What to work on →
Without the images, print all the entries below exactly as given.
★ ★ ★ ★
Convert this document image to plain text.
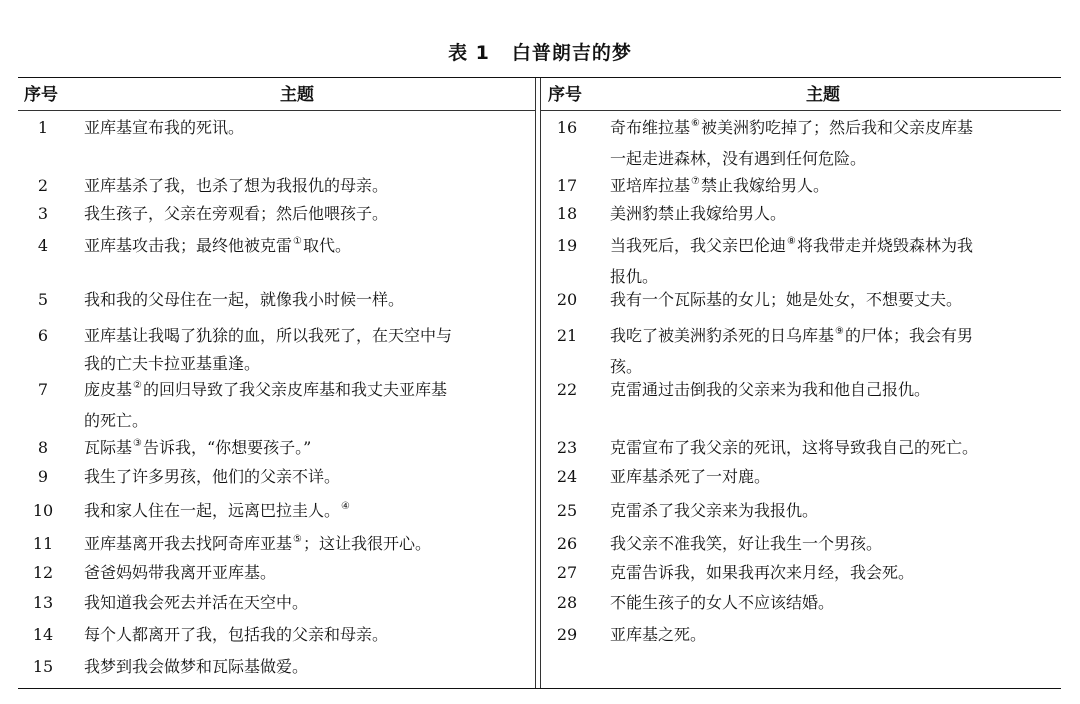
表 1 白普朗吉的梦
序号	主题	序号	主题
1	亚库基宣布我的死讯。
2	亚库基杀了我，也杀了想为我报仇的母亲。
3	我生孩子，父亲在旁观看；然后他喂孩子。
4	亚库基攻击我；最终他被克雷①取代。
5	我和我的父母住在一起，就像我小时候一样。
6	亚库基让我喝了犰狳的血，所以我死了，在天空中与
我的亡夫卡拉亚基重逢。
7	庞皮基②的回归导致了我父亲皮库基和我丈夫亚库基
的死亡。
8	瓦际基③告诉我，“你想要孩子。”
9	我生了许多男孩，他们的父亲不详。
10	我和家人住在一起，远离巴拉圭人。④
11	亚库基离开我去找阿奇库亚基⑤；这让我很开心。
12	爸爸妈妈带我离开亚库基。
13	我知道我会死去并活在天空中。
14	每个人都离开了我，包括我的父亲和母亲。
15	我梦到我会做梦和瓦际基做爱。
16	奇布维拉基⑥被美洲豹吃掉了；然后我和父亲皮库基
一起走进森林，没有遇到任何危险。
17	亚培库拉基⑦禁止我嫁给男人。
18	美洲豹禁止我嫁给男人。
19	当我死后，我父亲巴伦迪⑧将我带走并烧毁森林为我
报仇。
20	我有一个瓦际基的女儿；她是处女，不想要丈夫。
21	我吃了被美洲豹杀死的日乌库基⑨的尸体；我会有男
孩。
22	克雷通过击倒我的父亲来为我和他自己报仇。
23	克雷宣布了我父亲的死讯，这将导致我自己的死亡。
24	亚库基杀死了一对鹿。
25	克雷杀了我父亲来为我报仇。
26	我父亲不准我笑，好让我生一个男孩。
27	克雷告诉我，如果我再次来月经，我会死。
28	不能生孩子的女人不应该结婚。
29	亚库基之死。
★ ★ ★ ★
Completed exercise →
Convert this document image to plain text.
表 1 白普朗吉的梦
序号	主题	序号	主题
1	亚库基宣布我的死讯。
2	亚库基杀了我，也杀了想为我报仇的母亲。
3	我生孩子，父亲在旁观看；然后他喂孩子。
4	亚库基攻击我；最终他被克雷①取代。
5	我和我的父母住在一起，就像我小时候一样。
6	亚库基让我喝了犰狳的血，所以我死了，在天空中与
我的亡夫卡拉亚基重逢。
7	庞皮基②的回归导致了我父亲皮库基和我丈夫亚库基
的死亡。
8	瓦际基③告诉我，“你想要孩子。”
9	我生了许多男孩，他们的父亲不详。
10	我和家人住在一起，远离巴拉圭人。④
11	亚库基离开我去找阿奇库亚基⑤；这让我很开心。
12	爸爸妈妈带我离开亚库基。
13	我知道我会死去并活在天空中。
14	每个人都离开了我，包括我的父亲和母亲。
15	我梦到我会做梦和瓦际基做爱。
16	奇布维拉基⑥被美洲豹吃掉了；然后我和父亲皮库基
一起走进森林，没有遇到任何危险。
17	亚培库拉基⑦禁止我嫁给男人。
18	美洲豹禁止我嫁给男人。
19	当我死后，我父亲巴伦迪⑧将我带走并烧毁森林为我
报仇。
20	我有一个瓦际基的女儿；她是处女，不想要丈夫。
21	我吃了被美洲豹杀死的日乌库基⑨的尸体；我会有男
孩。
22	克雷通过击倒我的父亲来为我和他自己报仇。
23	克雷宣布了我父亲的死讯，这将导致我自己的死亡。
24	亚库基杀死了一对鹿。
25	克雷杀了我父亲来为我报仇。
26	我父亲不准我笑，好让我生一个男孩。
27	克雷告诉我，如果我再次来月经，我会死。
28	不能生孩子的女人不应该结婚。
29	亚库基之死。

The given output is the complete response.